• [RAW RECORDS]:
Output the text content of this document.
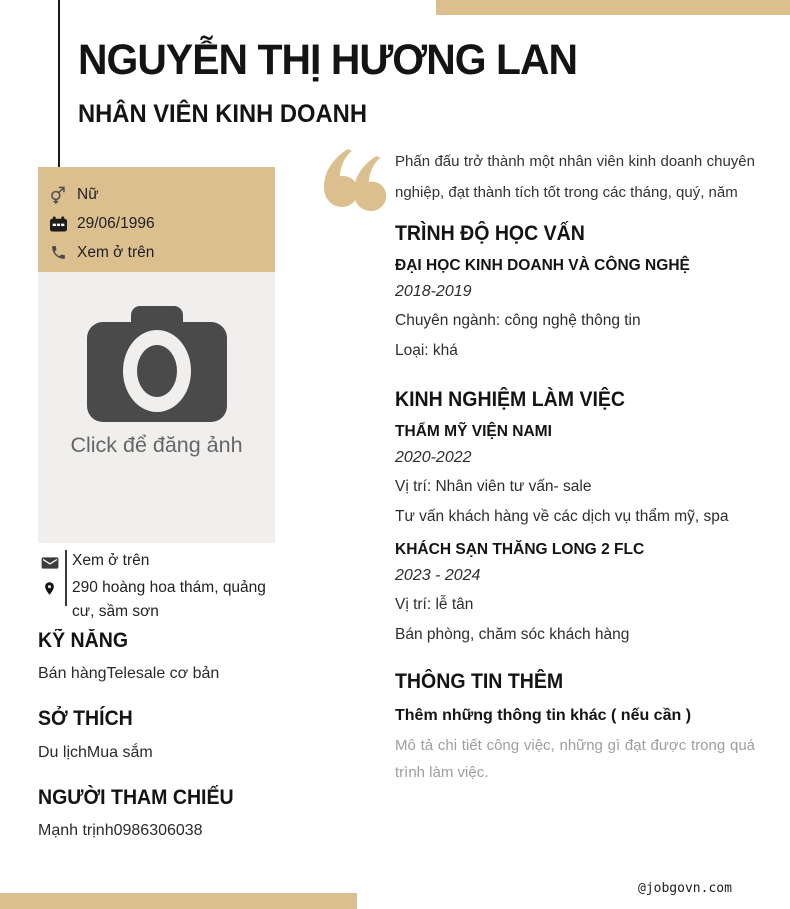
NGUYỄN THỊ HƯƠNG LAN
NHÂN VIÊN KINH DOANH
Nữ
29/06/1996
Xem ở trên
Click để đăng ảnh
Xem ở trên
290 hoàng hoa thám, quảng cư, sầm sơn
KỸ NĂNG
Bán hàngTelesale cơ bản
SỞ THÍCH
Du lịchMua sắm
NGƯỜI THAM CHIẾU
Mạnh trịnh0986306038
Phấn đấu trở thành một nhân viên kinh doanh chuyên nghiệp, đạt thành tích tốt trong các tháng, quý, năm
TRÌNH ĐỘ HỌC VẤN
ĐẠI HỌC KINH DOANH VÀ CÔNG NGHỆ
2018-2019
Chuyên ngành: công nghệ thông tin
Loại: khá
KINH NGHIỆM LÀM VIỆC
THẨM MỸ VIỆN NAMI
2020-2022
Vị trí: Nhân viên tư vấn- sale
Tư vấn khách hàng về các dịch vụ thẩm mỹ, spa
KHÁCH SẠN THĂNG LONG 2 FLC
2023 - 2024
Vị trí: lễ tân
Bán phòng, chăm sóc khách hàng
THÔNG TIN THÊM
Thêm những thông tin khác ( nếu cần )
Mô tả chi tiết công việc, những gì đạt được trong quá trình làm việc.
@jobgovn.com
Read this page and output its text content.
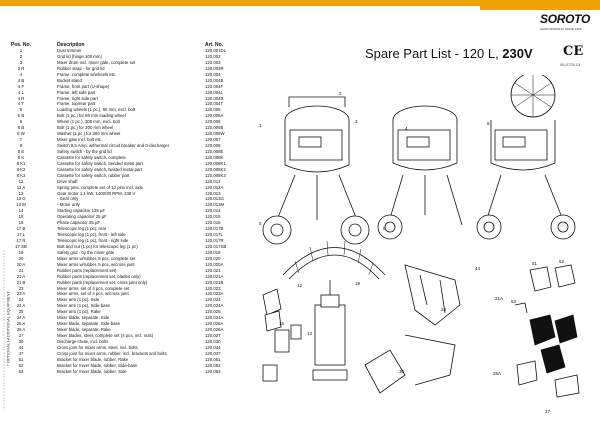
SOROTO
HAND WORKING SINCE 1956
Spare Part List - 120 L, 230V CE
08-0725.13
Pos. No.	Description	Art. No.
1	Dust trimmer	120.001DL
2	Grid lid (hinge 100 mm)	120.002
3	Mixer drum incl. mixer gate, complete set	120.003
3 R	Rubber strap - for grid lid	120.003R
4	Frame, complete w/wheels etc.	120.004
4 B	Bucket stand	120.004B
4 F	Frame, front part (U-shape)	120.004F
4 L	Frame, left side part	120.004L
4 R	Frame, right side part	120.004R
4 T	Frame, top/rear part	120.004T
5	Loading wheels (1 pc.), 80 mm, excl. bolt	120.005
5 B	Bolt (1 pc.) for 80 mm loading wheel	120.005A
6	Wheel (1 pc.), 300 mm, excl. bolt	120.006
6 B	Bolt (1 pc.) for 300 mm wheel	120.006B
6 W	Washer (1 pc.) for 300 mm wheel	120.006W
7	Mixer gate incl. bolt etc.	120.007
8	Switch 9,5 Amp. w/thermal circuit breaker and 0-discharger	120.008
8 E	Safety switch - by the grid lid	120.008E
8 K	Cassette for safety switch, complete	120.008K
8 K1	Cassette for safety switch, bended metal part	120.008K1
8 K2	Cassette for safety switch, twisted metal part	120.008K2
8 K3	Cassette for safety switch, rubber part	120.008K3
12	Drive shaft	120.012
12 A	Spring pins, complete set of 12 pins incl. axle	120.012A
13	Gear motor 1,1 kW, 1400/30 RPM, 230 V	120.013
13 G	- Gear only	120.013G
13 M	- Motor only	120.013M
14	Starting capacitor 125 µF	120.014
15	Operating capacitor 25 µF	120.015
16	Phase capacitor 25 µF	120.016
17 B	Telescopic leg (1 pc), rear	120.017B
17 L	Telescopic leg (1 pc), front - left side	120.017L
17 R	Telescopic leg (1 pc), front - right side	120.017R
17 SB	Bolt and nut (1 pc) for telescopic leg (1 pc)	120.017SB
19	Safety grid - by the mixer gate	120.019
20	Mixer arms w/rubber, 5 pcs, complete set	120.020
20 A	Mixer arms w/rubber, 5 pcs, w/cross joint	120.020A
21	Rubber parts (replacement set)	120.021
21 A	Rubber parts (replacement set, blades only)	120.021A
21 B	Rubber parts (replacement set, cross joint only)	120.021B
23	Mixer arms, set of 4 pcs, complete set	120.023
23 A	Mixer arms, set of 4 pcs, w/cross joint	120.023A
24	Mixer arm (1 pc), Side	120.024
24 A	Mixer arm (1 pc), Side-base	120.024A
25	Mixer arm (1 pc), Rake	120.025
24 A	Mixer blade, separate, Side	120.024A
25 A	Mixer blade, separate, Side-base	120.025A
26 A	Mixer blade, separate, Rake	120.026A
27	Mixer blades, steel, complete set (4 pcs, incl. nuts)	120.027
30	Discharge chute, incl. bolts	120.030
44	Cross joint for mixer arms, steel, incl. bolts	120.044
47	Cross joint for mixer arms, rubber, incl. brackets and bolts	120.047
51	Bracket for mixer blade, rubber, Rake	120.051
52	Bracket for mixer blade, rubber, Side-base	120.052
53	Bracket for mixer blade, rubber, Side	120.053
* OPTIONAL / ADDITIONAL EQUIPMENT
1
2
3
4
8
5
6
12
13
16
19
21A
23
27
30
44
51	52
53
26A
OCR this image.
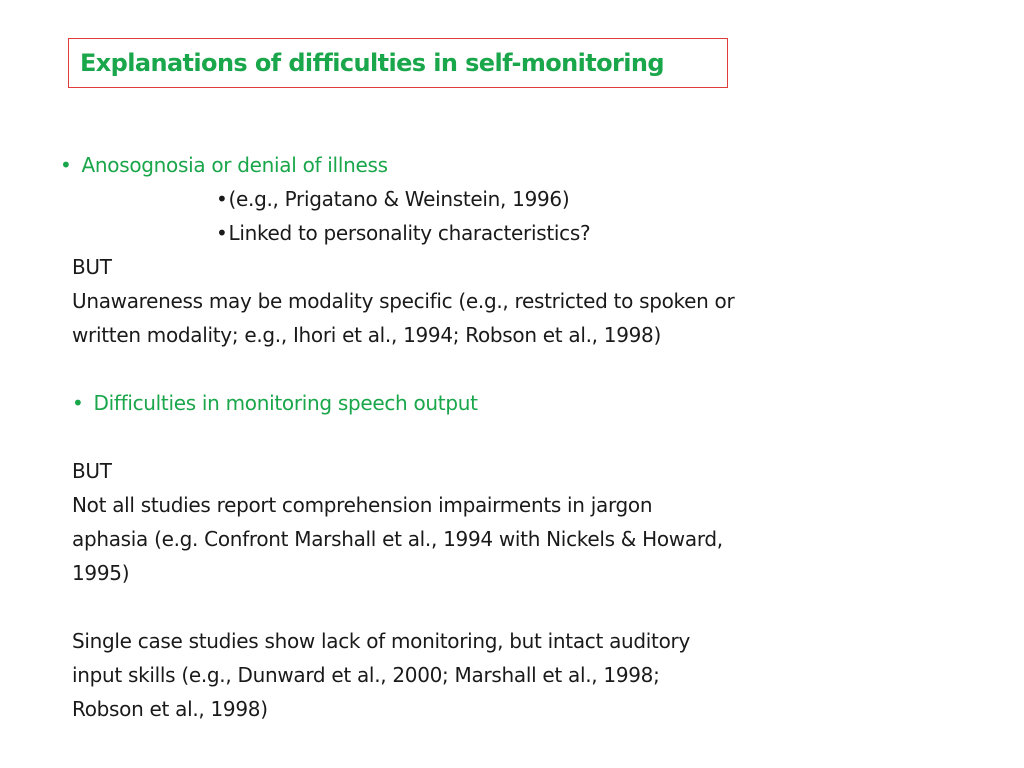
Explanations of difficulties in self-monitoring
• Anosognosia or denial of illness
•(e.g., Prigatano & Weinstein, 1996)
•Linked to personality characteristics?
BUT
Unawareness may be modality specific (e.g., restricted to spoken or
written modality; e.g., Ihori et al., 1994; Robson et al., 1998)
• Difficulties in monitoring speech output
BUT
Not all studies report comprehension impairments in jargon
aphasia (e.g. Confront Marshall et al., 1994 with Nickels & Howard,
1995)
Single case studies show lack of monitoring, but intact auditory
input skills (e.g., Dunward et al., 2000; Marshall et al., 1998;
Robson et al., 1998)
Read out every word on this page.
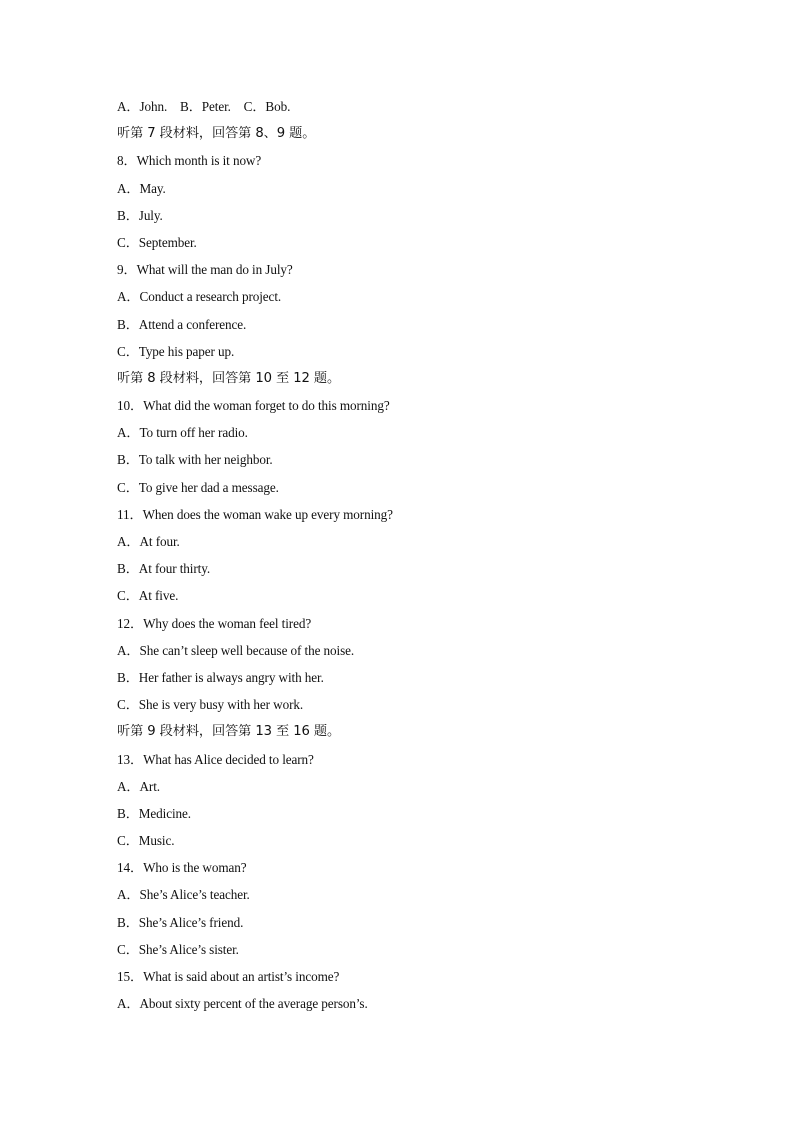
A．John.    B．Peter.    C．Bob.
听第 7 段材料，回答第 8、9 题。
8．Which month is it now?
A．May.
B．July.
C．September.
9．What will the man do in July?
A．Conduct a research project.
B．Attend a conference.
C．Type his paper up.
听第 8 段材料，回答第 10 至 12 题。
10．What did the woman forget to do this morning?
A．To turn off her radio.
B．To talk with her neighbor.
C．To give her dad a message.
11．When does the woman wake up every morning?
A．At four.
B．At four thirty.
C．At five.
12．Why does the woman feel tired?
A．She can’t sleep well because of the noise.
B．Her father is always angry with her.
C．She is very busy with her work.
听第 9 段材料，回答第 13 至 16 题。
13．What has Alice decided to learn?
A．Art.
B．Medicine.
C．Music.
14．Who is the woman?
A．She’s Alice’s teacher.
B．She’s Alice’s friend.
C．She’s Alice’s sister.
15．What is said about an artist’s income?
A．About sixty percent of the average person’s.
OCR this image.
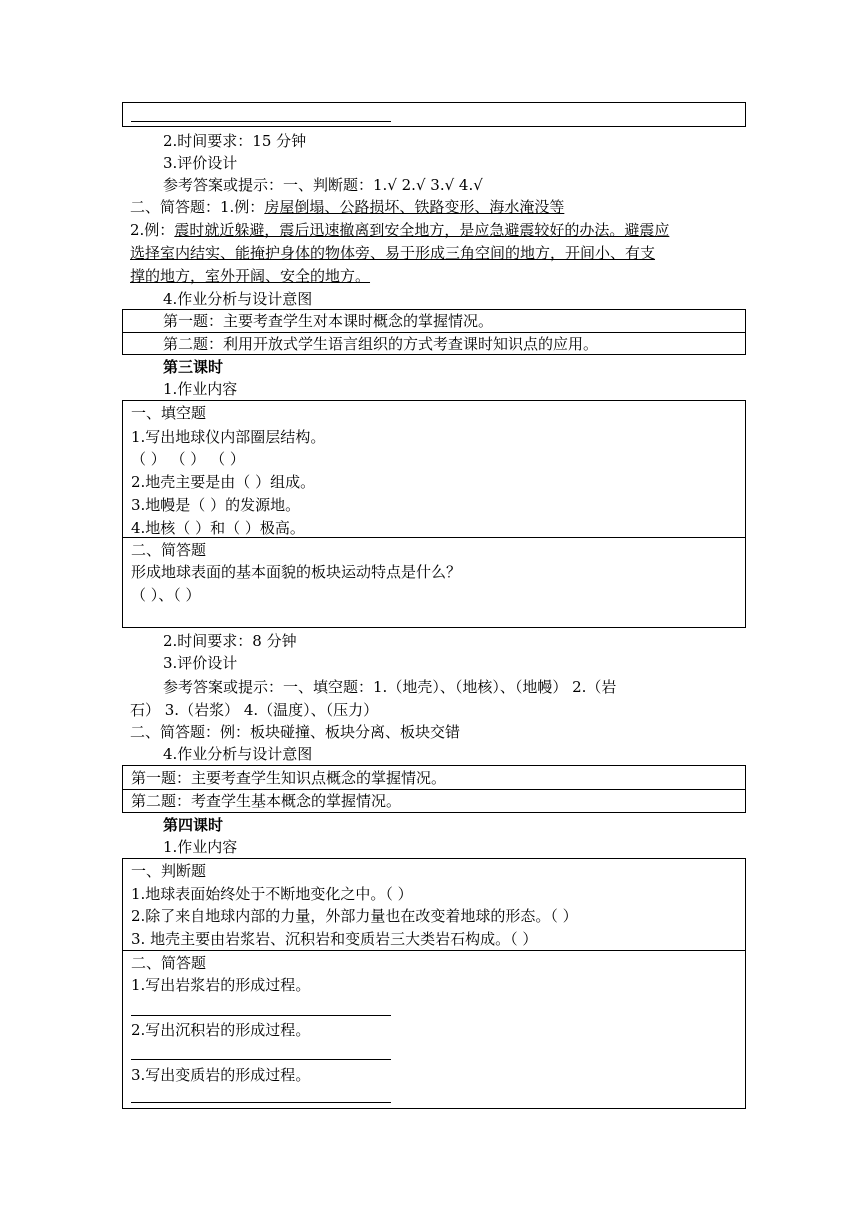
2.时间要求：15 分钟
3.评价设计
参考答案或提示：一、判断题：1.√ 2.√ 3.√ 4.√
二、简答题：1.例：房屋倒塌、公路损坏、铁路变形、海水淹没等
2.例：震时就近躲避，震后迅速撤离到安全地方，是应急避震较好的办法。避震应
选择室内结实、能掩护身体的物体旁、易于形成三角空间的地方，开间小、有支
撑的地方，室外开阔、安全的地方。
4.作业分析与设计意图
第一题：主要考查学生对本课时概念的掌握情况。
第二题：利用开放式学生语言组织的方式考查课时知识点的应用。
第三课时
1.作业内容
一、填空题
1.写出地球仪内部圈层结构。
（ ） （ ） （ ）
2.地壳主要是由（ ）组成。
3.地幔是（ ）的发源地。
4.地核（ ）和（ ）极高。
二、简答题
形成地球表面的基本面貌的板块运动特点是什么？
（ ）、（ ）
2.时间要求：8 分钟
3.评价设计
参考答案或提示：一、填空题：1.（地壳）、（地核）、（地幔） 2.（岩
石） 3.（岩浆） 4.（温度）、（压力）
二、简答题：例：板块碰撞、板块分离、板块交错
4.作业分析与设计意图
第一题：主要考查学生知识点概念的掌握情况。
第二题：考查学生基本概念的掌握情况。
第四课时
1.作业内容
一、判断题
1.地球表面始终处于不断地变化之中。（ ）
2.除了来自地球内部的力量，外部力量也在改变着地球的形态。（ ）
3. 地壳主要由岩浆岩、沉积岩和变质岩三大类岩石构成。（ ）
二、简答题
1.写出岩浆岩的形成过程。
2.写出沉积岩的形成过程。
3.写出变质岩的形成过程。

• [TASK DIRECTIONS]: What is the number of lines in the listing that contain the string "Marshall"? Reply with that number alone.

• [SOLUTION TO THIS EXERCISE]: 2